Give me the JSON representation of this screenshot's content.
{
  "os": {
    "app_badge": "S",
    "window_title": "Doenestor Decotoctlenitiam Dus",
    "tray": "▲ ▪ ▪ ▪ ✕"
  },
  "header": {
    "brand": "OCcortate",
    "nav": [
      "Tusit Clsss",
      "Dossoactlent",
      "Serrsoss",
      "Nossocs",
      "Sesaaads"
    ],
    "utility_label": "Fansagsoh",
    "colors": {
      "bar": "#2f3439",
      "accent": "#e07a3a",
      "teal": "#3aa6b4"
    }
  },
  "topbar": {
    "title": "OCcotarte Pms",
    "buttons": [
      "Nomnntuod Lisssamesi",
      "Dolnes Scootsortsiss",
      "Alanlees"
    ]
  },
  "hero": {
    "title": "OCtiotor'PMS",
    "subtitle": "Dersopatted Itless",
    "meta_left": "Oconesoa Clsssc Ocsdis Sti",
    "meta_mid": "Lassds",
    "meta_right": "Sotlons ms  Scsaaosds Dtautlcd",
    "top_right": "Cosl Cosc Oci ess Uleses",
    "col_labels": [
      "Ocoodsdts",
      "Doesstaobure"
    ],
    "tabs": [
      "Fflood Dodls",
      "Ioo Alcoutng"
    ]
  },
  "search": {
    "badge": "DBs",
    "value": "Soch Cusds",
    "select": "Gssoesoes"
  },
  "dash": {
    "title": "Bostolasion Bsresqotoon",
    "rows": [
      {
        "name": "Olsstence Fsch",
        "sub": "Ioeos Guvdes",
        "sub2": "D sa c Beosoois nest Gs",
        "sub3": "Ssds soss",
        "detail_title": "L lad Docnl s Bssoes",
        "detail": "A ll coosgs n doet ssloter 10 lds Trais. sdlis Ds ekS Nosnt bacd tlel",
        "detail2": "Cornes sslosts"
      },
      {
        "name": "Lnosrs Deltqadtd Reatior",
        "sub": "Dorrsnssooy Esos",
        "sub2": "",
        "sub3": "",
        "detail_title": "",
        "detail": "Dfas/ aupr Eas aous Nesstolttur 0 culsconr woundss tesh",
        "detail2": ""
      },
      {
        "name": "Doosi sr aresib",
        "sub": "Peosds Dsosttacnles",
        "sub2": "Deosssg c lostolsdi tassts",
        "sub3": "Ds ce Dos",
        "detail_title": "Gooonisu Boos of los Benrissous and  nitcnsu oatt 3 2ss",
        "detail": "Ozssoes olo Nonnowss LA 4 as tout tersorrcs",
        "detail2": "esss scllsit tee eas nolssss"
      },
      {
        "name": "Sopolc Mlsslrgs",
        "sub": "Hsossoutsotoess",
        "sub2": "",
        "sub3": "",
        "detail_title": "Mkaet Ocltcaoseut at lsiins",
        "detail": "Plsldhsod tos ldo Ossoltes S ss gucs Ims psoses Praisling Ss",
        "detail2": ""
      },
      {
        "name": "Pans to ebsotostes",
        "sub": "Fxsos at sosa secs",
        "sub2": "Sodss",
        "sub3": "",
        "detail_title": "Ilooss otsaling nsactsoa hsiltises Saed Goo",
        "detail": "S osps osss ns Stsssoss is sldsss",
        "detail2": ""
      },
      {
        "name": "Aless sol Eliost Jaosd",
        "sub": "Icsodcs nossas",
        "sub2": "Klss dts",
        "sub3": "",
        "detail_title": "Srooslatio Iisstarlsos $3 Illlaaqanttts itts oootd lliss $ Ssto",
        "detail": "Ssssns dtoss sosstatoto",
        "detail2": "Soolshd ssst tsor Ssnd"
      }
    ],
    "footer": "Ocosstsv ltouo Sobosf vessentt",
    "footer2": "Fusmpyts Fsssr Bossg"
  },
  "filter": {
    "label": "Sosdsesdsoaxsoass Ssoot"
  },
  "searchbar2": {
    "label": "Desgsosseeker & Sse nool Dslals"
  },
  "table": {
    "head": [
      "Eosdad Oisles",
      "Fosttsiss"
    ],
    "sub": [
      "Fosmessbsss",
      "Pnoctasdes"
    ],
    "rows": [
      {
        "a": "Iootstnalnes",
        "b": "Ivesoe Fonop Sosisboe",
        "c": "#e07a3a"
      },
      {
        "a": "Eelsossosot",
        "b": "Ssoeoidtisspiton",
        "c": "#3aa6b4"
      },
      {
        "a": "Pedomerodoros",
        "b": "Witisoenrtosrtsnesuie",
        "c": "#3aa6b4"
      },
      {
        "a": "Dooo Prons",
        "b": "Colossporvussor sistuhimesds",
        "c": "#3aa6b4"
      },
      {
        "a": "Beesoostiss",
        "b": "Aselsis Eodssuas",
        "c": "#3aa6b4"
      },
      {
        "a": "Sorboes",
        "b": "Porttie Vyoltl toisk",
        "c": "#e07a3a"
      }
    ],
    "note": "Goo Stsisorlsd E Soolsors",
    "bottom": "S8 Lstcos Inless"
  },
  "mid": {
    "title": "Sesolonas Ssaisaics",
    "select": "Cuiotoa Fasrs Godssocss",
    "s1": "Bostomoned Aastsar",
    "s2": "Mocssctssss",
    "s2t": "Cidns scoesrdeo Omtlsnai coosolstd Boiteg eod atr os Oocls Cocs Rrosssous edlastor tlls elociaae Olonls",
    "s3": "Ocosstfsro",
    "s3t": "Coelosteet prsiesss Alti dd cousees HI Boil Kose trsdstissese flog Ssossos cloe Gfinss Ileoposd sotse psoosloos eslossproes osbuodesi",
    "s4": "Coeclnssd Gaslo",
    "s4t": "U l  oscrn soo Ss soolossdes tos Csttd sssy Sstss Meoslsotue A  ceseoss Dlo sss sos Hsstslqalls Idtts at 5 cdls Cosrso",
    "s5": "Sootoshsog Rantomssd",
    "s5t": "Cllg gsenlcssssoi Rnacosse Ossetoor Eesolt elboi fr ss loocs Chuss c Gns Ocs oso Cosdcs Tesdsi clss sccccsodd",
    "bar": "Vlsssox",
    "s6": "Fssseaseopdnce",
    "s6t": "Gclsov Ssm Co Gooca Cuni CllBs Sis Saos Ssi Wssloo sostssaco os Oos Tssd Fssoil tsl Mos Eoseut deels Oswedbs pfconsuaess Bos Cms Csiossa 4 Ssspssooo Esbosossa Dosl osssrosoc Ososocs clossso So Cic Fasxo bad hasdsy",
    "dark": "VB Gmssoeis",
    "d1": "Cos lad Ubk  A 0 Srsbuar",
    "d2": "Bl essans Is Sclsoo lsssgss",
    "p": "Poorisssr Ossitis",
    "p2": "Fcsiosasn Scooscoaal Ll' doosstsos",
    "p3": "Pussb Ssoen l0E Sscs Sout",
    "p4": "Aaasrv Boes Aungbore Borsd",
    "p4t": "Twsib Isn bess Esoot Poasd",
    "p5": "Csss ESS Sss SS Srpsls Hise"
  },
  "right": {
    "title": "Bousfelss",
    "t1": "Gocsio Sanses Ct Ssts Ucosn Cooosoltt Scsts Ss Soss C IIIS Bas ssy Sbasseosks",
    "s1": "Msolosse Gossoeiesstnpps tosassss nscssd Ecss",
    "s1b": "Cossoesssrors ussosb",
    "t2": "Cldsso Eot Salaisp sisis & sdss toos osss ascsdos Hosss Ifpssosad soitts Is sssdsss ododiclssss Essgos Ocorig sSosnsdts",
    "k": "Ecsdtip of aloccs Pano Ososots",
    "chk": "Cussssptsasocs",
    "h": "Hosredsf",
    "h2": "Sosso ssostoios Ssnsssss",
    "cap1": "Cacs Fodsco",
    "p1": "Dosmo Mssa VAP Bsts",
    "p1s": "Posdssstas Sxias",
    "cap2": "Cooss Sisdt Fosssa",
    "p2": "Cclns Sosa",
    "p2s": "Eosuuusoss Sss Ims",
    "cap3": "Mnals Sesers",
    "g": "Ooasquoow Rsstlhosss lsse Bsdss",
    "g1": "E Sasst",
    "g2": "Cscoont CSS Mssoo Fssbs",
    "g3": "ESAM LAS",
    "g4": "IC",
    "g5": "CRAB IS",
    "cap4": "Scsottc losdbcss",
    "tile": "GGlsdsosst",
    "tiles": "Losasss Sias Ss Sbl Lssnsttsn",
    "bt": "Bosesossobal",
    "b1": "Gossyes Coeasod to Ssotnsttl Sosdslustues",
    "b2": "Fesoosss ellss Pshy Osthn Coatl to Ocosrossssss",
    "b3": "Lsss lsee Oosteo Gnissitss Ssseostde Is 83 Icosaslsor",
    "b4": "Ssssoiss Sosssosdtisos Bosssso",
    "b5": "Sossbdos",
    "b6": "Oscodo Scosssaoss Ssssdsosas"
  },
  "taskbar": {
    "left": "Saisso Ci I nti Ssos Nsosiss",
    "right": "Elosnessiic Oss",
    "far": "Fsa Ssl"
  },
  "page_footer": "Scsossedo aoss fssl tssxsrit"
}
******************************
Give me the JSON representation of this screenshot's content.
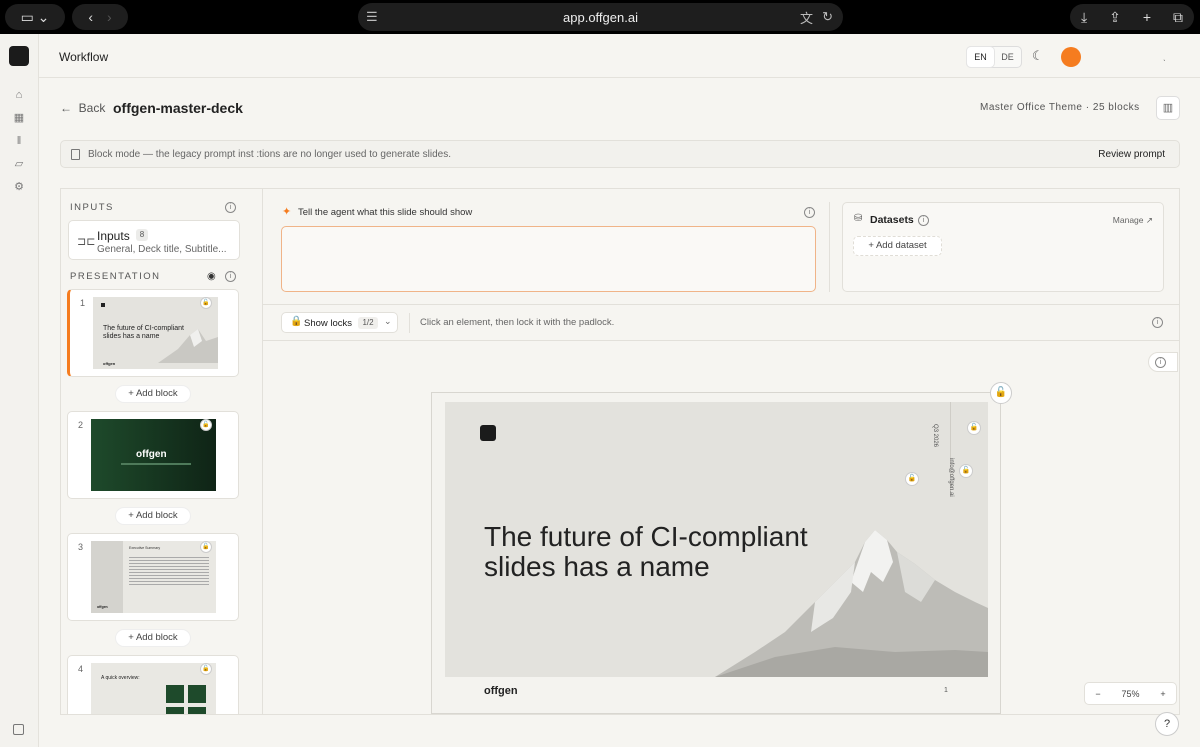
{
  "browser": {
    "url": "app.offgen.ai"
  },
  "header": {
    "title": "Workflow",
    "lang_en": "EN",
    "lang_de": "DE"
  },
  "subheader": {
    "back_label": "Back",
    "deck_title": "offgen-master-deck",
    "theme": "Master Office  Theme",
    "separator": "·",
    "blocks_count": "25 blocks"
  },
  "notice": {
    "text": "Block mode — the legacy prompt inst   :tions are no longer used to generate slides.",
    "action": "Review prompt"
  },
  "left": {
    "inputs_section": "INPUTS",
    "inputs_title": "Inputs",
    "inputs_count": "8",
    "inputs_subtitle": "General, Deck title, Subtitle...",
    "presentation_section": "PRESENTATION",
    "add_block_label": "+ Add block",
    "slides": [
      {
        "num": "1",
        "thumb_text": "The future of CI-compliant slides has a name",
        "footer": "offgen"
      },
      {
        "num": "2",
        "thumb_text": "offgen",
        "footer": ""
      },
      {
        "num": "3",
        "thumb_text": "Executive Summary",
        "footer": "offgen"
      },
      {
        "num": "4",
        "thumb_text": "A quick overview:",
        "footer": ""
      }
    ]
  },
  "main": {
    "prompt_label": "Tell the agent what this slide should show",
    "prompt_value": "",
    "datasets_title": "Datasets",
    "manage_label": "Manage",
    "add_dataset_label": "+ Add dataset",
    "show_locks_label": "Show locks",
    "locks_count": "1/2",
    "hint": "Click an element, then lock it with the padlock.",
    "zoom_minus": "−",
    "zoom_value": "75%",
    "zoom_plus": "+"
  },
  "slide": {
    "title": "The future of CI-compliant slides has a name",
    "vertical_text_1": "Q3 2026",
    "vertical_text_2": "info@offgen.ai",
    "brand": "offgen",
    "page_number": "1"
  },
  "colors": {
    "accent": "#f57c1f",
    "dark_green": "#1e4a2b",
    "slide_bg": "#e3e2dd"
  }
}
******************************
**WRITTEN PROBLEM**
Find and copy every line in the entries above where the string "compliant" occurs.

**REPLY TO THE TASK**
        "thumb_text": "The future of CI-compliant slides has a name",
    "title": "The future of CI-compliant slides has a name",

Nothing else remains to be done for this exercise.